Copy every line of the data below word for word, leaving out the pictures.
[begin Material provided]
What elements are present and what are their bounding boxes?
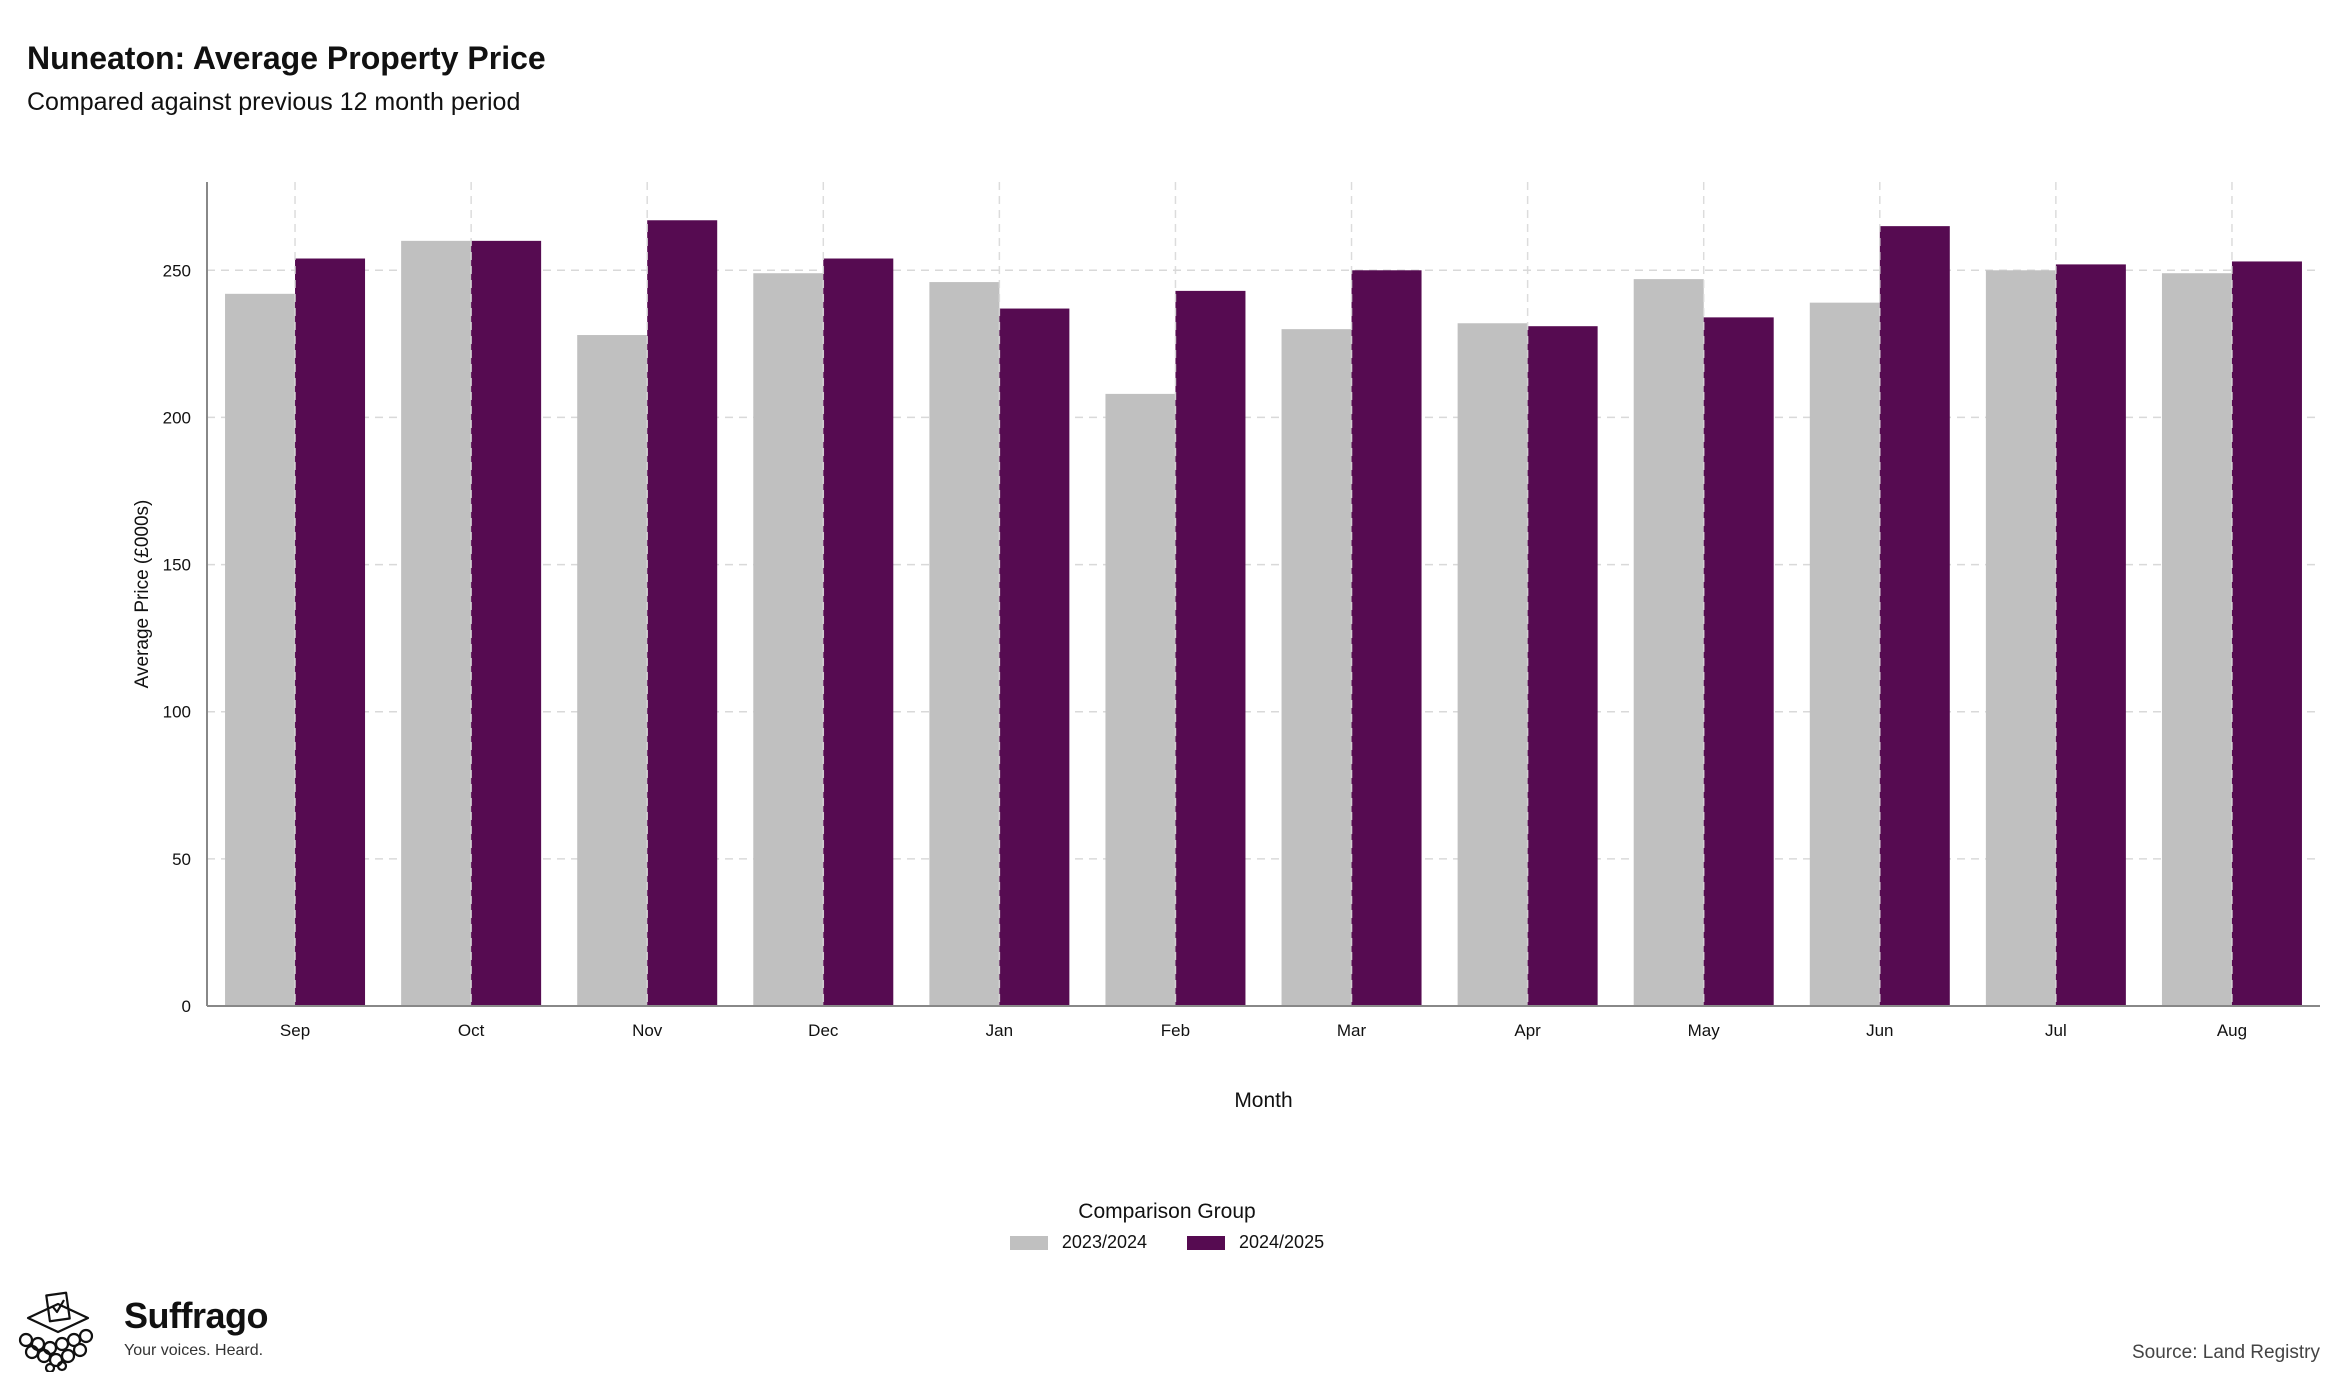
bar (929, 282, 1000, 1006)
legend: Comparison Group 2023/2024 2024/2025 (0, 1200, 2334, 1253)
bar (1457, 323, 1528, 1006)
legend-label-2023-2024: 2023/2024 (1061, 1232, 1147, 1252)
bar (2055, 264, 2126, 1006)
x-tick-label: Jul (2045, 1021, 2067, 1040)
bar (1809, 302, 1880, 1007)
y-tick-label: 250 (163, 261, 191, 280)
bar (2231, 261, 2302, 1006)
bar (1351, 270, 1422, 1006)
x-tick-label: Nov (632, 1021, 663, 1040)
y-tick-label: 200 (163, 408, 191, 427)
brand-tagline: Your voices. Heard. (124, 1342, 264, 1359)
x-tick-label: Jan (986, 1021, 1013, 1040)
brand-name: Suffrago (124, 1295, 269, 1336)
bar (225, 293, 296, 1006)
bar-chart: 0 50 100 150 200 250 Sep Oct Nov Dec Jan Feb Mar Apr M… (132, 182, 2320, 1112)
legend-title: Comparison Group (1078, 1200, 1256, 1223)
bar (1105, 393, 1176, 1006)
bar (647, 220, 718, 1006)
y-tick-label: 0 (182, 997, 191, 1016)
x-tick-label: Oct (458, 1021, 485, 1040)
bar (401, 240, 472, 1006)
legend-swatch-2023-2024 (1009, 1235, 1048, 1250)
bar (577, 335, 648, 1006)
legend-label-2024-2025: 2024/2025 (1239, 1232, 1325, 1252)
bar (2161, 273, 2232, 1006)
legend-item-2024-2025: 2024/2025 (1187, 1232, 1324, 1253)
source-note: Source: Land Registry (2132, 1342, 2320, 1363)
x-tick-label: Mar (1337, 1021, 1367, 1040)
ballot-box-icon (18, 1291, 94, 1372)
bar (753, 273, 824, 1006)
y-axis-label: Average Price (£000s) (132, 500, 153, 689)
x-tick-label: May (1688, 1021, 1721, 1040)
x-tick-label: Feb (1161, 1021, 1190, 1040)
x-tick-label: Jun (1866, 1021, 1893, 1040)
bar (1175, 290, 1246, 1006)
x-tick-label: Sep (280, 1021, 310, 1040)
bar (1527, 326, 1598, 1006)
bar (999, 308, 1070, 1006)
bar (471, 240, 542, 1006)
bar (1985, 270, 2056, 1006)
bar (1633, 279, 1704, 1007)
brand-logo: Suffrago Your voices. Heard. (14, 1290, 269, 1372)
chart-title: Nuneaton: Average Property Price (27, 40, 546, 76)
x-tick-label: Dec (808, 1021, 839, 1040)
bar (1703, 317, 1774, 1006)
bar (295, 258, 366, 1006)
bar (1281, 329, 1352, 1007)
legend-swatch-2024-2025 (1187, 1235, 1225, 1250)
bar (823, 258, 894, 1006)
legend-item-2023-2024: 2023/2024 (1009, 1232, 1147, 1253)
x-tick-label: Aug (2217, 1021, 2247, 1040)
bar (1879, 226, 1950, 1007)
x-tick-label: Apr (1514, 1021, 1541, 1040)
y-tick-label: 150 (163, 556, 191, 575)
y-tick-label: 50 (172, 850, 191, 869)
chart-subtitle: Compared against previous 12 month perio… (27, 88, 521, 116)
y-tick-label: 100 (163, 703, 191, 722)
x-axis-label: Month (1234, 1089, 1292, 1112)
[end Material provided]
Response to this exercise:
What elements are present and what are their bounding boxes?
bar (929, 282, 1000, 1006)
legend: Comparison Group 2023/2024 2024/2025 (0, 1200, 2334, 1253)
bar (1457, 323, 1528, 1006)
legend-label-2023-2024: 2023/2024 (1061, 1232, 1147, 1252)
bar (2055, 264, 2126, 1006)
x-tick-label: Jul (2045, 1021, 2067, 1040)
bar (1809, 302, 1880, 1007)
y-tick-label: 250 (163, 261, 191, 280)
bar (2231, 261, 2302, 1006)
bar (1351, 270, 1422, 1006)
x-tick-label: Nov (632, 1021, 663, 1040)
y-tick-label: 200 (163, 408, 191, 427)
brand-tagline: Your voices. Heard. (124, 1342, 264, 1359)
x-tick-label: Jan (986, 1021, 1013, 1040)
brand-name: Suffrago (124, 1295, 269, 1336)
bar (225, 293, 296, 1006)
bar-chart: 0 50 100 150 200 250 Sep Oct Nov Dec Jan Feb Mar Apr M… (132, 182, 2320, 1112)
legend-title: Comparison Group (1078, 1200, 1256, 1223)
bar (1105, 393, 1176, 1006)
bar (647, 220, 718, 1006)
y-tick-label: 0 (182, 997, 191, 1016)
x-tick-label: Oct (458, 1021, 485, 1040)
bar (401, 240, 472, 1006)
legend-swatch-2023-2024 (1009, 1235, 1048, 1250)
bar (577, 335, 648, 1006)
legend-label-2024-2025: 2024/2025 (1239, 1232, 1325, 1252)
bar (2161, 273, 2232, 1006)
legend-item-2024-2025: 2024/2025 (1187, 1232, 1324, 1253)
source-note: Source: Land Registry (2132, 1342, 2320, 1363)
x-tick-label: Mar (1337, 1021, 1367, 1040)
ballot-box-icon (18, 1291, 94, 1372)
bar (753, 273, 824, 1006)
y-axis-label: Average Price (£000s) (132, 500, 153, 689)
x-tick-label: May (1688, 1021, 1721, 1040)
x-tick-label: Feb (1161, 1021, 1190, 1040)
x-tick-label: Jun (1866, 1021, 1893, 1040)
bar (1175, 290, 1246, 1006)
x-tick-label: Sep (280, 1021, 310, 1040)
bar (1527, 326, 1598, 1006)
bar (999, 308, 1070, 1006)
bar (471, 240, 542, 1006)
bar (1985, 270, 2056, 1006)
bar (1633, 279, 1704, 1007)
brand-logo: Suffrago Your voices. Heard. (14, 1290, 269, 1372)
chart-title: Nuneaton: Average Property Price (27, 40, 546, 76)
x-tick-label: Dec (808, 1021, 839, 1040)
bar (1703, 317, 1774, 1006)
bar (295, 258, 366, 1006)
bar (1281, 329, 1352, 1007)
legend-swatch-2024-2025 (1187, 1235, 1225, 1250)
bar (823, 258, 894, 1006)
legend-item-2023-2024: 2023/2024 (1009, 1232, 1147, 1253)
x-tick-label: Aug (2217, 1021, 2247, 1040)
bar (1879, 226, 1950, 1007)
x-tick-label: Apr (1514, 1021, 1541, 1040)
y-tick-label: 150 (163, 556, 191, 575)
y-tick-label: 50 (172, 850, 191, 869)
chart-subtitle: Compared against previous 12 month perio… (27, 88, 521, 116)
y-tick-label: 100 (163, 703, 191, 722)
x-axis-label: Month (1234, 1089, 1292, 1112)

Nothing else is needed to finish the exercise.